**AIM OF THE EXERCISE:**
Give the listing again exactly, omitting its images.

========================================

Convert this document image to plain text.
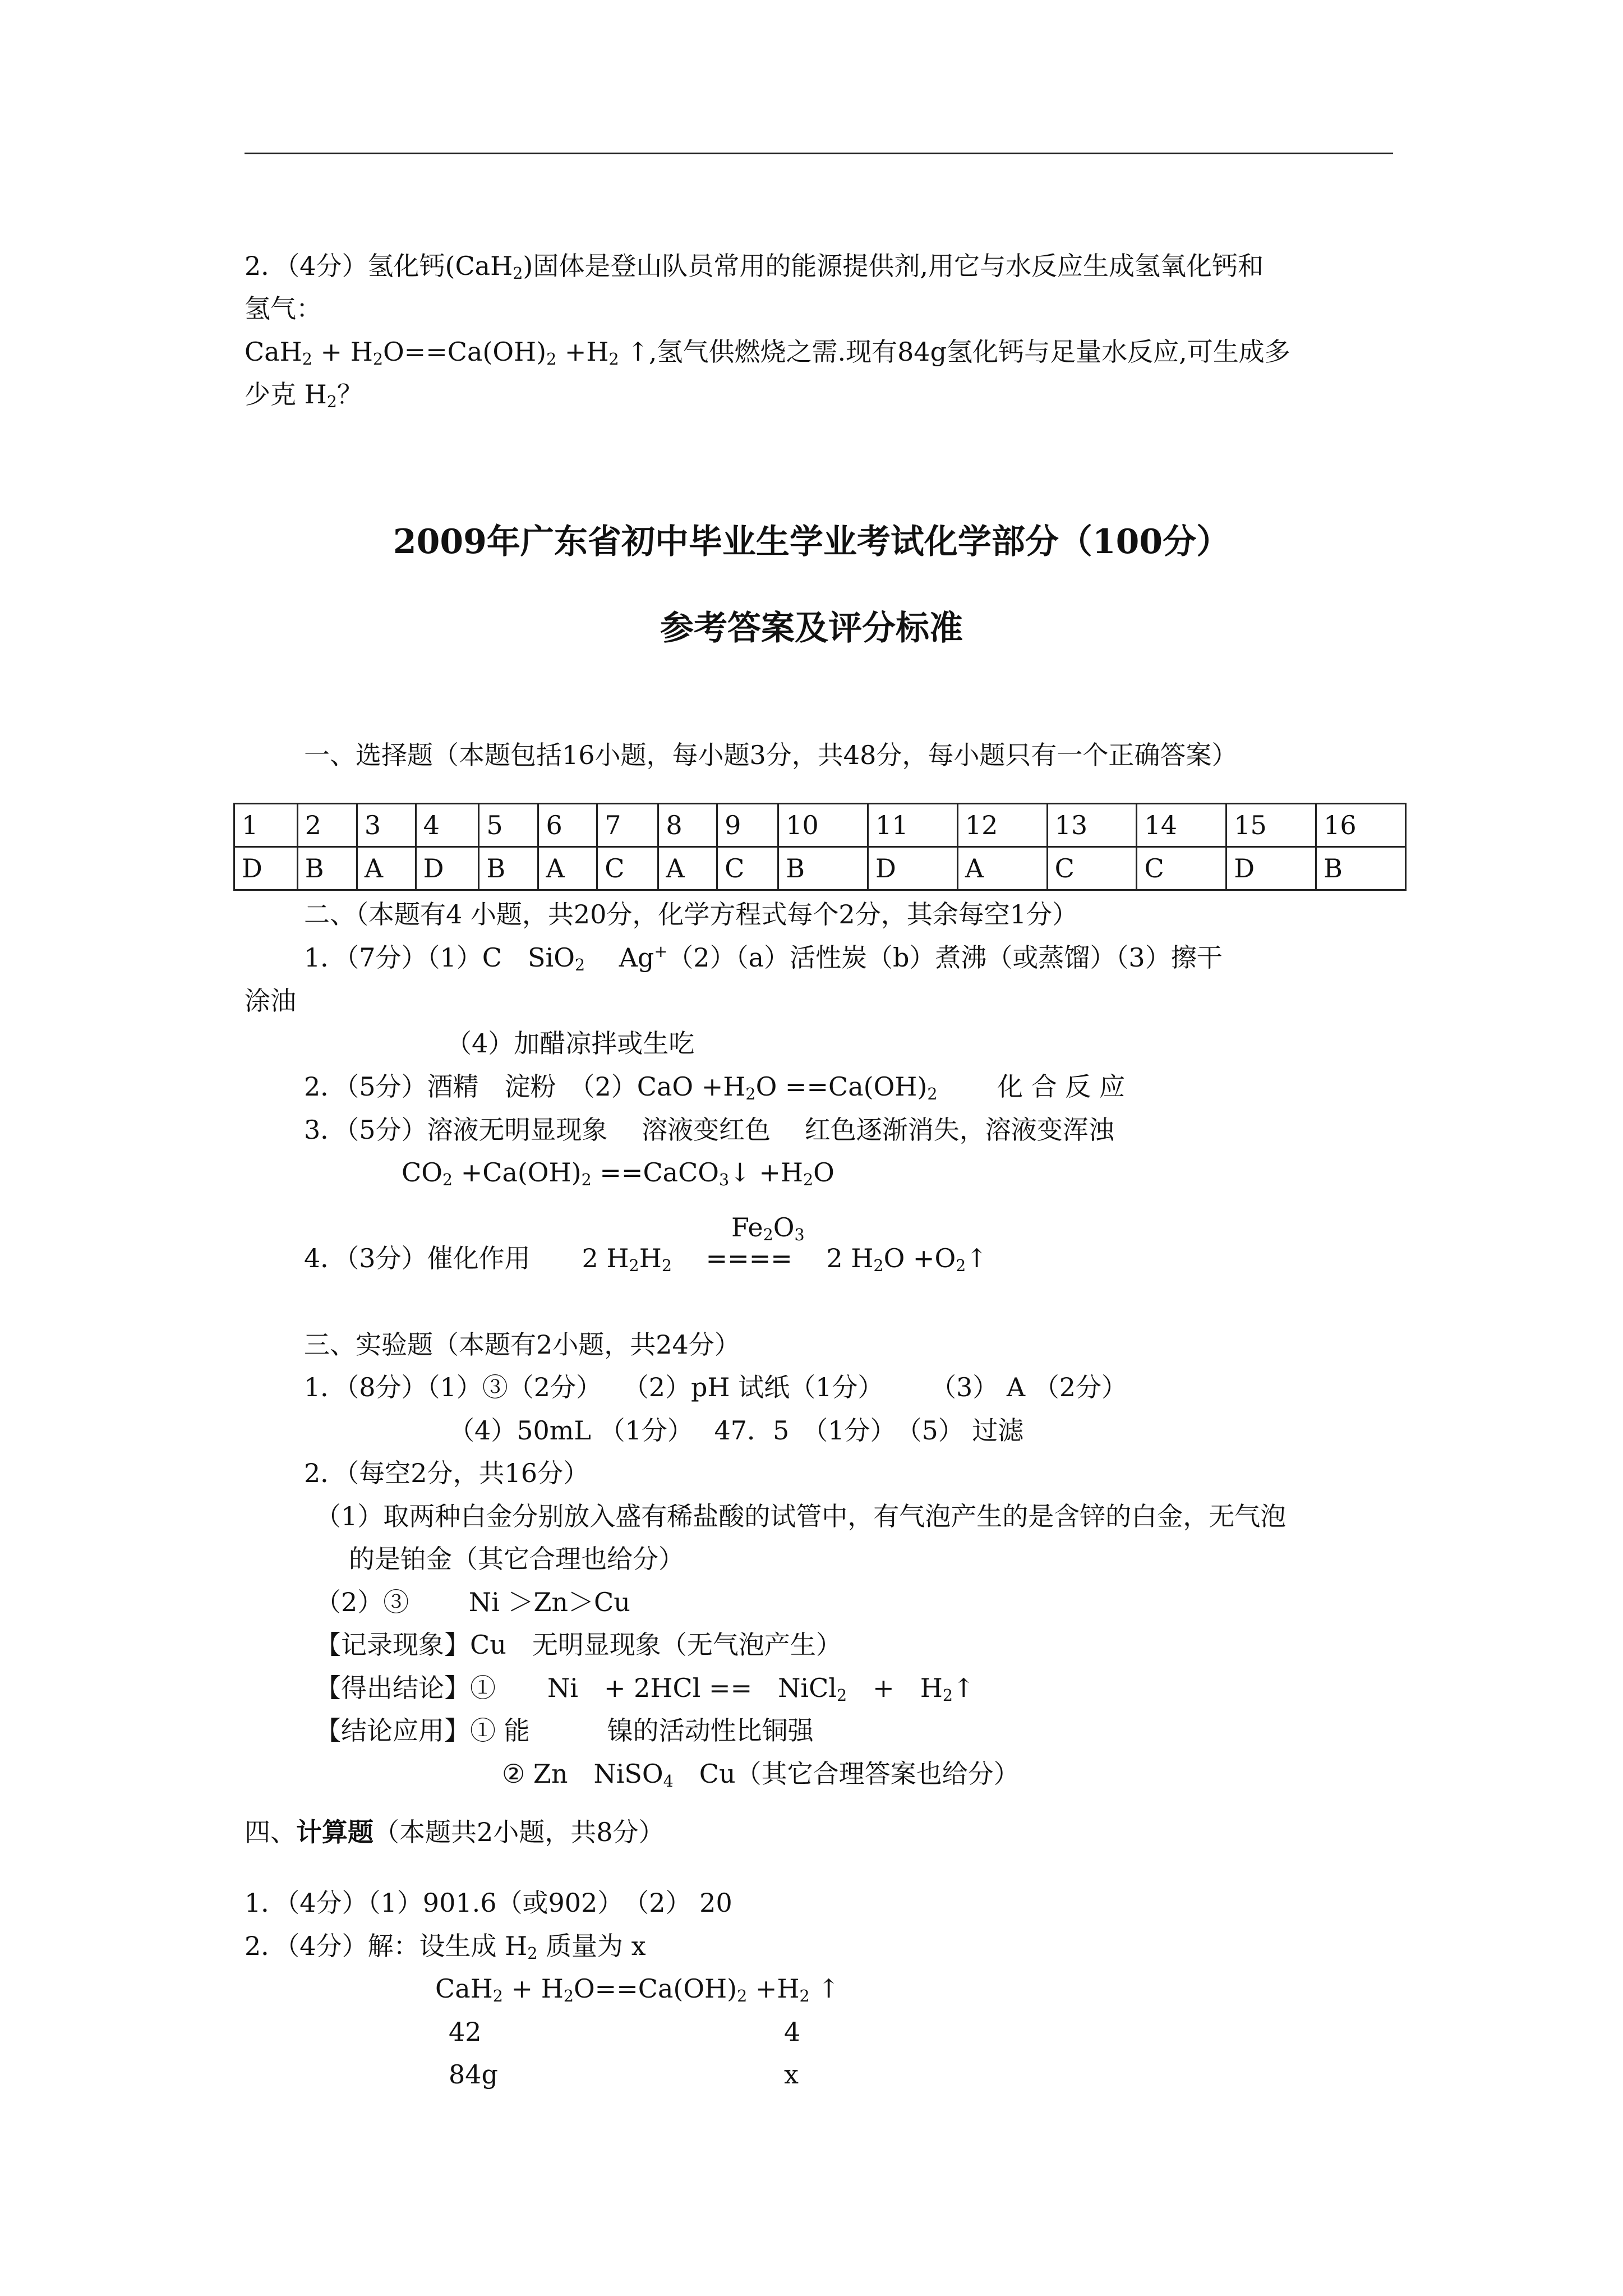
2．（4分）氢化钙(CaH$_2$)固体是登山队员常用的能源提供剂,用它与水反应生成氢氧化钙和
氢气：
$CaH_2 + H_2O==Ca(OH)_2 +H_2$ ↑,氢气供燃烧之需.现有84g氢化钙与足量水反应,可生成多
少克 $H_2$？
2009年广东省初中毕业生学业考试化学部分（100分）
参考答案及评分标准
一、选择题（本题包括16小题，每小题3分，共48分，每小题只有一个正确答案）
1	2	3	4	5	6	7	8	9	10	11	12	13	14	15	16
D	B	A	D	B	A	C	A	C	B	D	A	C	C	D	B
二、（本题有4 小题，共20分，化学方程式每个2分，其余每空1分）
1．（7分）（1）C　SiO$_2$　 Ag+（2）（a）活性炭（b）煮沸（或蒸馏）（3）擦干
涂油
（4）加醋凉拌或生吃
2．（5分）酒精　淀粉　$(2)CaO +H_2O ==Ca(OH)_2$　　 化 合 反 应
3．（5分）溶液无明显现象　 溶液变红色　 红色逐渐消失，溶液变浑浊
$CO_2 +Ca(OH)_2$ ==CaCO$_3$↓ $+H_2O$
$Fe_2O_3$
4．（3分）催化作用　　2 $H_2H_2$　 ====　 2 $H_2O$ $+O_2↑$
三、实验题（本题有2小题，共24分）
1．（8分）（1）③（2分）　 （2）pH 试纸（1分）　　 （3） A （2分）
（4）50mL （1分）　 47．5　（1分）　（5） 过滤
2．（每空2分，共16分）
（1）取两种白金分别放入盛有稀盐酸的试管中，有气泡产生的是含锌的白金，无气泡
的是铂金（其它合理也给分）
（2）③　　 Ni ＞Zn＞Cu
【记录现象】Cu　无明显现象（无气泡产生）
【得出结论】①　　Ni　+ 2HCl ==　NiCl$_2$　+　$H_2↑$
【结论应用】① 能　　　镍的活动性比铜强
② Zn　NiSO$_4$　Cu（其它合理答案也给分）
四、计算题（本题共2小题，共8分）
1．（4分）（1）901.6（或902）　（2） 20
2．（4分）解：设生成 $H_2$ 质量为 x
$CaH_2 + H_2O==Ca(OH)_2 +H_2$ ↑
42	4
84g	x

========================================

**FINAL RESULT:**
Convert this document image to plain text.
2．（4分）氢化钙(CaH$_2$)固体是登山队员常用的能源提供剂,用它与水反应生成氢氧化钙和
氢气：
$CaH_2 + H_2O==Ca(OH)_2 +H_2$ ↑,氢气供燃烧之需.现有84g氢化钙与足量水反应,可生成多
少克 $H_2$？
2009年广东省初中毕业生学业考试化学部分（100分）
参考答案及评分标准
一、选择题（本题包括16小题，每小题3分，共48分，每小题只有一个正确答案）
1	2	3	4	5	6	7	8	9	10	11	12	13	14	15	16
D	B	A	D	B	A	C	A	C	B	D	A	C	C	D	B
二、（本题有4 小题，共20分，化学方程式每个2分，其余每空1分）
1．（7分）（1）C　SiO$_2$　 Ag+（2）（a）活性炭（b）煮沸（或蒸馏）（3）擦干
涂油
（4）加醋凉拌或生吃
2．（5分）酒精　淀粉　$(2)CaO +H_2O ==Ca(OH)_2$　　 化 合 反 应
3．（5分）溶液无明显现象　 溶液变红色　 红色逐渐消失，溶液变浑浊
$CO_2 +Ca(OH)_2$ ==CaCO$_3$↓ $+H_2O$
$Fe_2O_3$
4．（3分）催化作用　　2 $H_2H_2$　 ====　 2 $H_2O$ $+O_2↑$
三、实验题（本题有2小题，共24分）
1．（8分）（1）③（2分）　 （2）pH 试纸（1分）　　 （3） A （2分）
（4）50mL （1分）　 47．5　（1分）　（5） 过滤
2．（每空2分，共16分）
（1）取两种白金分别放入盛有稀盐酸的试管中，有气泡产生的是含锌的白金，无气泡
的是铂金（其它合理也给分）
（2）③　　 Ni ＞Zn＞Cu
【记录现象】Cu　无明显现象（无气泡产生）
【得出结论】①　　Ni　+ 2HCl ==　NiCl$_2$　+　$H_2↑$
【结论应用】① 能　　　镍的活动性比铜强
② Zn　NiSO$_4$　Cu（其它合理答案也给分）
四、计算题（本题共2小题，共8分）
1．（4分）（1）901.6（或902）　（2） 20
2．（4分）解：设生成 $H_2$ 质量为 x
$CaH_2 + H_2O==Ca(OH)_2 +H_2$ ↑
42	4
84g	x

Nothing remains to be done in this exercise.